┌─ Exercise inputs

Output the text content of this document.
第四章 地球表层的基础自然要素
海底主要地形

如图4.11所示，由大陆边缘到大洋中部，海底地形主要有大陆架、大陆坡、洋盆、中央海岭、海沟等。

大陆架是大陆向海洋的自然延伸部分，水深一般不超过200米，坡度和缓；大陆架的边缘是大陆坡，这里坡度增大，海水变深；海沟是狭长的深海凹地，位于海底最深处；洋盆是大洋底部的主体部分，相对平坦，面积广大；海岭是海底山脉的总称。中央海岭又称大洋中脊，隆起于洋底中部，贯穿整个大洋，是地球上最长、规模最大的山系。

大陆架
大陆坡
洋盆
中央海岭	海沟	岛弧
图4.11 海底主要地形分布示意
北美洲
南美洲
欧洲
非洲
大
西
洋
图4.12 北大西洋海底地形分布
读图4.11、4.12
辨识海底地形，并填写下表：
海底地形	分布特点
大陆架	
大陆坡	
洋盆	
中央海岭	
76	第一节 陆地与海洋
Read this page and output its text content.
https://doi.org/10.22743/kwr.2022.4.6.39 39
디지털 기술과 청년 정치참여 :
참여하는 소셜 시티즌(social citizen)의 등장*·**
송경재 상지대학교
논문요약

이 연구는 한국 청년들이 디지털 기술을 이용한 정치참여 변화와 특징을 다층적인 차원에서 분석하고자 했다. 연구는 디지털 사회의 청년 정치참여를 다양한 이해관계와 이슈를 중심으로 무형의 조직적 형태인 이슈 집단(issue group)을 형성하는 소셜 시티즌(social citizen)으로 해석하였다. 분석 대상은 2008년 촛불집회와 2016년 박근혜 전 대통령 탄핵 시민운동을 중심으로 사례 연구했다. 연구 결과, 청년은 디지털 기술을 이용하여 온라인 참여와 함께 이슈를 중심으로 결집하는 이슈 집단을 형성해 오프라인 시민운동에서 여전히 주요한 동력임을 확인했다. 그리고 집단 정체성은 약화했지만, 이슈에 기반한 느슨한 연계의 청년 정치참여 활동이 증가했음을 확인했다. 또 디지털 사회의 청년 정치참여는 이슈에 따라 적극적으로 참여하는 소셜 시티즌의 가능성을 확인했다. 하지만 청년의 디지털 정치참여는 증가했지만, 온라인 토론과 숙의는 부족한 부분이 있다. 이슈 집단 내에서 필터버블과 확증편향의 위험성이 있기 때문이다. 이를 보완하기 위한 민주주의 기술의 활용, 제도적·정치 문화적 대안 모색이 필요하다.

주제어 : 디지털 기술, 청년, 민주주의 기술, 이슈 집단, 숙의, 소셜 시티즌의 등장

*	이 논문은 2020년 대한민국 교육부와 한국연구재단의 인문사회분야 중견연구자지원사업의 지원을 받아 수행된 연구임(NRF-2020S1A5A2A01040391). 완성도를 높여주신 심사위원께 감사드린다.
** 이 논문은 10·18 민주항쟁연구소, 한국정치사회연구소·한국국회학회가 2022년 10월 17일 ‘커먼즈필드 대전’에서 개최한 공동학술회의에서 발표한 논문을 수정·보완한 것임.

└─

Instructions to follow =
Which lines run from the one containing "Read this page and output its text content." to the end of the entries above? Quote exactly those, and only those.

Result of this exercise =
Read this page and output its text content.
https://doi.org/10.22743/kwr.2022.4.6.39 39
디지털 기술과 청년 정치참여 :
참여하는 소셜 시티즌(social citizen)의 등장*·**
송경재 상지대학교
논문요약

이 연구는 한국 청년들이 디지털 기술을 이용한 정치참여 변화와 특징을 다층적인 차원에서 분석하고자 했다. 연구는 디지털 사회의 청년 정치참여를 다양한 이해관계와 이슈를 중심으로 무형의 조직적 형태인 이슈 집단(issue group)을 형성하는 소셜 시티즌(social citizen)으로 해석하였다. 분석 대상은 2008년 촛불집회와 2016년 박근혜 전 대통령 탄핵 시민운동을 중심으로 사례 연구했다. 연구 결과, 청년은 디지털 기술을 이용하여 온라인 참여와 함께 이슈를 중심으로 결집하는 이슈 집단을 형성해 오프라인 시민운동에서 여전히 주요한 동력임을 확인했다. 그리고 집단 정체성은 약화했지만, 이슈에 기반한 느슨한 연계의 청년 정치참여 활동이 증가했음을 확인했다. 또 디지털 사회의 청년 정치참여는 이슈에 따라 적극적으로 참여하는 소셜 시티즌의 가능성을 확인했다. 하지만 청년의 디지털 정치참여는 증가했지만, 온라인 토론과 숙의는 부족한 부분이 있다. 이슈 집단 내에서 필터버블과 확증편향의 위험성이 있기 때문이다. 이를 보완하기 위한 민주주의 기술의 활용, 제도적·정치 문화적 대안 모색이 필요하다.

주제어 : 디지털 기술, 청년, 민주주의 기술, 이슈 집단, 숙의, 소셜 시티즌의 등장

*	이 논문은 2020년 대한민국 교육부와 한국연구재단의 인문사회분야 중견연구자지원사업의 지원을 받아 수행된 연구임(NRF-2020S1A5A2A01040391). 완성도를 높여주신 심사위원께 감사드린다.
** 이 논문은 10·18 민주항쟁연구소, 한국정치사회연구소·한국국회학회가 2022년 10월 17일 ‘커먼즈필드 대전’에서 개최한 공동학술회의에서 발표한 논문을 수정·보완한 것임.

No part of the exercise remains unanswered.